Aim of the exercise: Write out each entry, exactly the way it appears.

Provided information:

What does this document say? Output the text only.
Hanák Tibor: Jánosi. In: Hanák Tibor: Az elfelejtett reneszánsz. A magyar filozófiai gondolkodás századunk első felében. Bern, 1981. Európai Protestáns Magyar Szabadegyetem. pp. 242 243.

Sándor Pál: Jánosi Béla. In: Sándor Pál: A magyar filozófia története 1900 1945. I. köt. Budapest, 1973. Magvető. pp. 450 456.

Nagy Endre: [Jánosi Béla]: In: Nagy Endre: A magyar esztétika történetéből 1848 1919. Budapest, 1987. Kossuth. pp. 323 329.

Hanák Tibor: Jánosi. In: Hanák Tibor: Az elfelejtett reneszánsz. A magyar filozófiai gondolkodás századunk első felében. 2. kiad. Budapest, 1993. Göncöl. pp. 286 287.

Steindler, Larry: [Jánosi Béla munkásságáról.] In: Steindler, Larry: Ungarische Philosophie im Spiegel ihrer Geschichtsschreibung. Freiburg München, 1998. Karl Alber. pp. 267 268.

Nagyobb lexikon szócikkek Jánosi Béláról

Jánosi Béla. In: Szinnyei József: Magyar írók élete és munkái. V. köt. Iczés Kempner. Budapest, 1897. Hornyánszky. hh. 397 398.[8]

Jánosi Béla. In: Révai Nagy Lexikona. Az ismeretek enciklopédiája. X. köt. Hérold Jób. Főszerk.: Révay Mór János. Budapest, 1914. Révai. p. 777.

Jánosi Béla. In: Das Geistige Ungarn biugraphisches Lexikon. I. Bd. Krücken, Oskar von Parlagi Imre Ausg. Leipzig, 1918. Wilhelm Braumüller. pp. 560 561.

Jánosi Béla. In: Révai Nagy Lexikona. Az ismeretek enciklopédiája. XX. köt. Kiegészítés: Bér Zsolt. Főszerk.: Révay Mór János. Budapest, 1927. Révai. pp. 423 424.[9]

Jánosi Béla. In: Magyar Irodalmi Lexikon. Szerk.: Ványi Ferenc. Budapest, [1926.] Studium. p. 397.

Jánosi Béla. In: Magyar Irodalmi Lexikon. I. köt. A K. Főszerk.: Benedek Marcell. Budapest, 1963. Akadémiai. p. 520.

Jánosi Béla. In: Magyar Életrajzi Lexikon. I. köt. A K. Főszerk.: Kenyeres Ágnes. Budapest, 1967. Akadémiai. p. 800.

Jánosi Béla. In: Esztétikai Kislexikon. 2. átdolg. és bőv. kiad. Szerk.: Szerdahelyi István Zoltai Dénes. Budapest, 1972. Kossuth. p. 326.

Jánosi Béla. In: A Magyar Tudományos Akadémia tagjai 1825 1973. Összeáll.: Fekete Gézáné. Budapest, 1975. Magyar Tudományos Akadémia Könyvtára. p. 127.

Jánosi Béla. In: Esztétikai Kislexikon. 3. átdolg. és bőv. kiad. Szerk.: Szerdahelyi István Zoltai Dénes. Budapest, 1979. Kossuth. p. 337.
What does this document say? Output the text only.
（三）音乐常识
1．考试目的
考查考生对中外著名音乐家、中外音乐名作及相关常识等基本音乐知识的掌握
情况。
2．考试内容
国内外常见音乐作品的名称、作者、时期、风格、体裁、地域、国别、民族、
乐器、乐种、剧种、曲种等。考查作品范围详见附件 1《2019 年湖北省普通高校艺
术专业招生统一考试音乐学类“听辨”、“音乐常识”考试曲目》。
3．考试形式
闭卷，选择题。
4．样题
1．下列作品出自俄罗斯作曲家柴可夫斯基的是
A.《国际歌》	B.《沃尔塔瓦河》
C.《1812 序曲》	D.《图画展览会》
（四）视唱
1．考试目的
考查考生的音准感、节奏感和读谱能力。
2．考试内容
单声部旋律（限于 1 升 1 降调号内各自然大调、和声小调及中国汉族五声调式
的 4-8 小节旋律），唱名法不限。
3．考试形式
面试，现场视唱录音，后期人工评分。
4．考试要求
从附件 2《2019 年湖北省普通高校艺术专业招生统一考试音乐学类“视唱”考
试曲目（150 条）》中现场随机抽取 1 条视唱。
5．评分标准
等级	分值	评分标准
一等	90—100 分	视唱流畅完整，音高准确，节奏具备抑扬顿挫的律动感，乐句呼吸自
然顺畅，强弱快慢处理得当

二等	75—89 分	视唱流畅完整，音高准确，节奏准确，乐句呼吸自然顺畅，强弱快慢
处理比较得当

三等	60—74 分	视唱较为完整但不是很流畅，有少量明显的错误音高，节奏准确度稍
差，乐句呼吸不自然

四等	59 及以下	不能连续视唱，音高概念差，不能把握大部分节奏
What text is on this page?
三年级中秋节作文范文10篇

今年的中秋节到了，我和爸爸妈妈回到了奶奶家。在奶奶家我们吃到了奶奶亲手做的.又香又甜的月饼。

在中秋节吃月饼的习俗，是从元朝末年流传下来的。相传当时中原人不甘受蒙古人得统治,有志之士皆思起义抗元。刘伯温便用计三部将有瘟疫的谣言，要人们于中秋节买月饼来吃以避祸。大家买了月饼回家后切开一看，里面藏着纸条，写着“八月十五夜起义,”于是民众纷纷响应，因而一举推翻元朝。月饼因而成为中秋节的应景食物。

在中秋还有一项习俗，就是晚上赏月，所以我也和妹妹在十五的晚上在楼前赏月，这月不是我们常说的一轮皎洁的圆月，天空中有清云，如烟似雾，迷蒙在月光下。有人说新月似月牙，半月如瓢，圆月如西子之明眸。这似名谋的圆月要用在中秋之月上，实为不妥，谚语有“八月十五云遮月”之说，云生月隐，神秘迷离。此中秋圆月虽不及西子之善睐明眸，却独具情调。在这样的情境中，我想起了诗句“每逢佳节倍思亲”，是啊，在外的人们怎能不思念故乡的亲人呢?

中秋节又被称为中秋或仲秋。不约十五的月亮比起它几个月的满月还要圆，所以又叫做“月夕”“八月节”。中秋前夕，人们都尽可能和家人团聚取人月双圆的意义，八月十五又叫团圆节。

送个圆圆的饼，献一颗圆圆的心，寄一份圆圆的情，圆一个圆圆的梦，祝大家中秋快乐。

Result below:
What does this document say? Output the text only.
Hanák Tibor: Jánosi. In: Hanák Tibor: Az elfelejtett reneszánsz. A magyar filozófiai gondolkodás századunk első felében. Bern, 1981. Európai Protestáns Magyar Szabadegyetem. pp. 242 243.

Sándor Pál: Jánosi Béla. In: Sándor Pál: A magyar filozófia története 1900 1945. I. köt. Budapest, 1973. Magvető. pp. 450 456.

Nagy Endre: [Jánosi Béla]: In: Nagy Endre: A magyar esztétika történetéből 1848 1919. Budapest, 1987. Kossuth. pp. 323 329.

Hanák Tibor: Jánosi. In: Hanák Tibor: Az elfelejtett reneszánsz. A magyar filozófiai gondolkodás századunk első felében. 2. kiad. Budapest, 1993. Göncöl. pp. 286 287.

Steindler, Larry: [Jánosi Béla munkásságáról.] In: Steindler, Larry: Ungarische Philosophie im Spiegel ihrer Geschichtsschreibung. Freiburg München, 1998. Karl Alber. pp. 267 268.

Nagyobb lexikon szócikkek Jánosi Béláról

Jánosi Béla. In: Szinnyei József: Magyar írók élete és munkái. V. köt. Iczés Kempner. Budapest, 1897. Hornyánszky. hh. 397 398.[8]

Jánosi Béla. In: Révai Nagy Lexikona. Az ismeretek enciklopédiája. X. köt. Hérold Jób. Főszerk.: Révay Mór János. Budapest, 1914. Révai. p. 777.

Jánosi Béla. In: Das Geistige Ungarn biugraphisches Lexikon. I. Bd. Krücken, Oskar von Parlagi Imre Ausg. Leipzig, 1918. Wilhelm Braumüller. pp. 560 561.

Jánosi Béla. In: Révai Nagy Lexikona. Az ismeretek enciklopédiája. XX. köt. Kiegészítés: Bér Zsolt. Főszerk.: Révay Mór János. Budapest, 1927. Révai. pp. 423 424.[9]

Jánosi Béla. In: Magyar Irodalmi Lexikon. Szerk.: Ványi Ferenc. Budapest, [1926.] Studium. p. 397.

Jánosi Béla. In: Magyar Irodalmi Lexikon. I. köt. A K. Főszerk.: Benedek Marcell. Budapest, 1963. Akadémiai. p. 520.

Jánosi Béla. In: Magyar Életrajzi Lexikon. I. köt. A K. Főszerk.: Kenyeres Ágnes. Budapest, 1967. Akadémiai. p. 800.

Jánosi Béla. In: Esztétikai Kislexikon. 2. átdolg. és bőv. kiad. Szerk.: Szerdahelyi István Zoltai Dénes. Budapest, 1972. Kossuth. p. 326.

Jánosi Béla. In: A Magyar Tudományos Akadémia tagjai 1825 1973. Összeáll.: Fekete Gézáné. Budapest, 1975. Magyar Tudományos Akadémia Könyvtára. p. 127.

Jánosi Béla. In: Esztétikai Kislexikon. 3. átdolg. és bőv. kiad. Szerk.: Szerdahelyi István Zoltai Dénes. Budapest, 1979. Kossuth. p. 337.
What does this document say? Output the text only.
（三）音乐常识
1．考试目的
考查考生对中外著名音乐家、中外音乐名作及相关常识等基本音乐知识的掌握
情况。
2．考试内容
国内外常见音乐作品的名称、作者、时期、风格、体裁、地域、国别、民族、
乐器、乐种、剧种、曲种等。考查作品范围详见附件 1《2019 年湖北省普通高校艺
术专业招生统一考试音乐学类“听辨”、“音乐常识”考试曲目》。
3．考试形式
闭卷，选择题。
4．样题
1．下列作品出自俄罗斯作曲家柴可夫斯基的是
A.《国际歌》	B.《沃尔塔瓦河》
C.《1812 序曲》	D.《图画展览会》
（四）视唱
1．考试目的
考查考生的音准感、节奏感和读谱能力。
2．考试内容
单声部旋律（限于 1 升 1 降调号内各自然大调、和声小调及中国汉族五声调式
的 4-8 小节旋律），唱名法不限。
3．考试形式
面试，现场视唱录音，后期人工评分。
4．考试要求
从附件 2《2019 年湖北省普通高校艺术专业招生统一考试音乐学类“视唱”考
试曲目（150 条）》中现场随机抽取 1 条视唱。
5．评分标准
等级	分值	评分标准
一等	90—100 分	视唱流畅完整，音高准确，节奏具备抑扬顿挫的律动感，乐句呼吸自
然顺畅，强弱快慢处理得当

二等	75—89 分	视唱流畅完整，音高准确，节奏准确，乐句呼吸自然顺畅，强弱快慢
处理比较得当

三等	60—74 分	视唱较为完整但不是很流畅，有少量明显的错误音高，节奏准确度稍
差，乐句呼吸不自然

四等	59 及以下	不能连续视唱，音高概念差，不能把握大部分节奏
What text is on this page?
三年级中秋节作文范文10篇

今年的中秋节到了，我和爸爸妈妈回到了奶奶家。在奶奶家我们吃到了奶奶亲手做的.又香又甜的月饼。

在中秋节吃月饼的习俗，是从元朝末年流传下来的。相传当时中原人不甘受蒙古人得统治,有志之士皆思起义抗元。刘伯温便用计三部将有瘟疫的谣言，要人们于中秋节买月饼来吃以避祸。大家买了月饼回家后切开一看，里面藏着纸条，写着“八月十五夜起义,”于是民众纷纷响应，因而一举推翻元朝。月饼因而成为中秋节的应景食物。

在中秋还有一项习俗，就是晚上赏月，所以我也和妹妹在十五的晚上在楼前赏月，这月不是我们常说的一轮皎洁的圆月，天空中有清云，如烟似雾，迷蒙在月光下。有人说新月似月牙，半月如瓢，圆月如西子之明眸。这似名谋的圆月要用在中秋之月上，实为不妥，谚语有“八月十五云遮月”之说，云生月隐，神秘迷离。此中秋圆月虽不及西子之善睐明眸，却独具情调。在这样的情境中，我想起了诗句“每逢佳节倍思亲”，是啊，在外的人们怎能不思念故乡的亲人呢?

中秋节又被称为中秋或仲秋。不约十五的月亮比起它几个月的满月还要圆，所以又叫做“月夕”“八月节”。中秋前夕，人们都尽可能和家人团聚取人月双圆的意义，八月十五又叫团圆节。

送个圆圆的饼，献一颗圆圆的心，寄一份圆圆的情，圆一个圆圆的梦，祝大家中秋快乐。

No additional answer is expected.